(Records from a data collection)
>> Begin
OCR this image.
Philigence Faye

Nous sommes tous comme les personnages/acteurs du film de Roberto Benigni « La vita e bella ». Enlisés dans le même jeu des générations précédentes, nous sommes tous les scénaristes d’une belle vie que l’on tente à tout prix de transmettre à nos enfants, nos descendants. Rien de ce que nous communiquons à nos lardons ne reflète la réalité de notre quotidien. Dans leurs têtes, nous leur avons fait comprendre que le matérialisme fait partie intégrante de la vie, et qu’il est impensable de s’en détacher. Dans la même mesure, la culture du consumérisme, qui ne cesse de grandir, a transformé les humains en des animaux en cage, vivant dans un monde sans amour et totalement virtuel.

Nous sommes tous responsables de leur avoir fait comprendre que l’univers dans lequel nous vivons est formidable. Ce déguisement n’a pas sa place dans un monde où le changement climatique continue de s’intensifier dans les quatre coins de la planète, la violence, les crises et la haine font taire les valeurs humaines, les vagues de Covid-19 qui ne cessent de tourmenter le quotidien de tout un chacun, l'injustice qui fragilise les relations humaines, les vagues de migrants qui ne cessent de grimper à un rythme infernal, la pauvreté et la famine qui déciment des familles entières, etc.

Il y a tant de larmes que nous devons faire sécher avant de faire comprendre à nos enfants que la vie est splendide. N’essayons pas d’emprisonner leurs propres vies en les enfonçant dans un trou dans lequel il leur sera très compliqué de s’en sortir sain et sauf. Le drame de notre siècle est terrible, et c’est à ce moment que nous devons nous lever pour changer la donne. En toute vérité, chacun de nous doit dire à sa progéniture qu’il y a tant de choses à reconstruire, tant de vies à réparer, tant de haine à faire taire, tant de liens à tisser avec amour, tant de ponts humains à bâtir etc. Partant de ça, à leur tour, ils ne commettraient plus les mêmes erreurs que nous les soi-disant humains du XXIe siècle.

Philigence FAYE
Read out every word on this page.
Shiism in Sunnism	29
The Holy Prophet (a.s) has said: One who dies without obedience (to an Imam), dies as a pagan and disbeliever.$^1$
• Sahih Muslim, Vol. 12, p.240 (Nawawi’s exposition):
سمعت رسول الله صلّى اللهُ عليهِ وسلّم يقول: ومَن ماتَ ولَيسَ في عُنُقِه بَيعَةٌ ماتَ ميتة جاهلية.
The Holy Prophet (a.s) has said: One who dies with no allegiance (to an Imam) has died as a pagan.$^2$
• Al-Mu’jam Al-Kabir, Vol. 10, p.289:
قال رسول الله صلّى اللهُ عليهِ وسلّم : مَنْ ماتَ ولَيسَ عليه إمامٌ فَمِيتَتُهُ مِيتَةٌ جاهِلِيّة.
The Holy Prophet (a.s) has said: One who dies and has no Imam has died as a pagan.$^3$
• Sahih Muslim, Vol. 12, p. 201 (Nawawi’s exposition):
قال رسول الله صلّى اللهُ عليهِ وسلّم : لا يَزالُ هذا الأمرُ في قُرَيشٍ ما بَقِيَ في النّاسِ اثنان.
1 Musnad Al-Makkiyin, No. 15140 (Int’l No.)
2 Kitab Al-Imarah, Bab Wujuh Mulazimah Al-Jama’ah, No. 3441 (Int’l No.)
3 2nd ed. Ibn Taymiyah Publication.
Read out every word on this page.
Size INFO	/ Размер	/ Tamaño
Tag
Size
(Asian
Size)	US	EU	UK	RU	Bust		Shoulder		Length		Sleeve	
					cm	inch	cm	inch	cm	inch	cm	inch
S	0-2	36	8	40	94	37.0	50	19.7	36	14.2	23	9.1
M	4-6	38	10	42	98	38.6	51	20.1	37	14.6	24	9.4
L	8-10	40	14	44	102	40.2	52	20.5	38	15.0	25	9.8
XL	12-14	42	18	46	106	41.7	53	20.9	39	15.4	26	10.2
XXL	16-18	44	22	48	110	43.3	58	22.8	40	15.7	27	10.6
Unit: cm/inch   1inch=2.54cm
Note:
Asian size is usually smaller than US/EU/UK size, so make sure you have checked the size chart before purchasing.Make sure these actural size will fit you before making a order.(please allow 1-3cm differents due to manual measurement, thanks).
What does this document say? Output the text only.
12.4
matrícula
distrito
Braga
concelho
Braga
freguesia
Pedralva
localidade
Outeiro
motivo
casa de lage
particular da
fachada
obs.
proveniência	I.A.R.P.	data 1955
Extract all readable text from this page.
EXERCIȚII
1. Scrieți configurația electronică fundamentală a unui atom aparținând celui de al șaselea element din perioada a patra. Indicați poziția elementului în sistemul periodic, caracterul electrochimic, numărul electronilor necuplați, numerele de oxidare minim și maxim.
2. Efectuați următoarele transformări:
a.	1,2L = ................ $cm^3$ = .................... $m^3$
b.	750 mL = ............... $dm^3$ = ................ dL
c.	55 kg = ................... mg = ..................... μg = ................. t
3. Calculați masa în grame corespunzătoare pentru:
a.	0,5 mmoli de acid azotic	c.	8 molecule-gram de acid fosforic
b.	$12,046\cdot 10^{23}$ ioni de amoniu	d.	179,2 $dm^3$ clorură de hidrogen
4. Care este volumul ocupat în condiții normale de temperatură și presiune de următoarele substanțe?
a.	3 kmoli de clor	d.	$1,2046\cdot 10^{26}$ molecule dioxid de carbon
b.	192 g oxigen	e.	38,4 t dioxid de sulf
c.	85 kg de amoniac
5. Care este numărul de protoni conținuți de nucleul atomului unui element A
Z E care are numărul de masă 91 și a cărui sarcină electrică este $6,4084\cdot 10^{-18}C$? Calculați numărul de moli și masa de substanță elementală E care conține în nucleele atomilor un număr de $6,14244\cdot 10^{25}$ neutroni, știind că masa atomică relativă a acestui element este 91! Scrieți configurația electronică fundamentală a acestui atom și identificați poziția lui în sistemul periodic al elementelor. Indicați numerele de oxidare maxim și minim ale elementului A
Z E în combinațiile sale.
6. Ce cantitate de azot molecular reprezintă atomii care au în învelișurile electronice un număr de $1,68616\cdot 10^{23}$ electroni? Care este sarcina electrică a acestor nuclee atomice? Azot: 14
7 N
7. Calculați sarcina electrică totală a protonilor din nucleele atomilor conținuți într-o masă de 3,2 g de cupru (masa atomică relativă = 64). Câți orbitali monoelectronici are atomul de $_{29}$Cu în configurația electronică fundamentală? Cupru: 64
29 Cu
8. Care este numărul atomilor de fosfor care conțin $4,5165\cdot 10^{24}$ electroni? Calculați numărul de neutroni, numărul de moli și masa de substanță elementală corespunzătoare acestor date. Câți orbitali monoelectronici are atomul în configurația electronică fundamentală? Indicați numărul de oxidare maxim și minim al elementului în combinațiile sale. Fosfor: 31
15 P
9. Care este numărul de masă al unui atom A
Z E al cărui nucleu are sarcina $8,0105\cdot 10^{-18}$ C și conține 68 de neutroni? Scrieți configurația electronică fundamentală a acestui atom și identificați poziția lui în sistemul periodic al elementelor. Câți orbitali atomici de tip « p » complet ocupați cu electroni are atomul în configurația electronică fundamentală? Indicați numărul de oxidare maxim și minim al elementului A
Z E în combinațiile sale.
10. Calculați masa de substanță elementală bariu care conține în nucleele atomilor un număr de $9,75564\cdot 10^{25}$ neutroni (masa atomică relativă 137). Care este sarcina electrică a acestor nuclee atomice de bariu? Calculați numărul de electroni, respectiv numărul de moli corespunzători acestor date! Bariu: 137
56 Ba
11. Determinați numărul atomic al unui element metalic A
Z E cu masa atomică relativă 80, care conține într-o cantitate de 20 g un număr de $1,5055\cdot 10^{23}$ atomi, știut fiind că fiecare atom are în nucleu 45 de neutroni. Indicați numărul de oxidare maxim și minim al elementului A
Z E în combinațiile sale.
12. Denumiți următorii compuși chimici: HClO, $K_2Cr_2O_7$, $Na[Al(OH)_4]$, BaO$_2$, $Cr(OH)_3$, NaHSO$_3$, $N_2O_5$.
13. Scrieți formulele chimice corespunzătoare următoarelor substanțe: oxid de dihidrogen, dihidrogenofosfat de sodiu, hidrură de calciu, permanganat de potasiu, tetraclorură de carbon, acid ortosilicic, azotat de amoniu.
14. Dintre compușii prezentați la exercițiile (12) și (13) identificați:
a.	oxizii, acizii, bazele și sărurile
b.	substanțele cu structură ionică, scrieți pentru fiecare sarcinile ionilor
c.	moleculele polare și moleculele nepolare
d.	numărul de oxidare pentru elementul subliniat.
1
>> End
• [Exercise goal]: Tally the lines of the material above that contain the word "cărui" and report the total alone.

• [Task response]: 2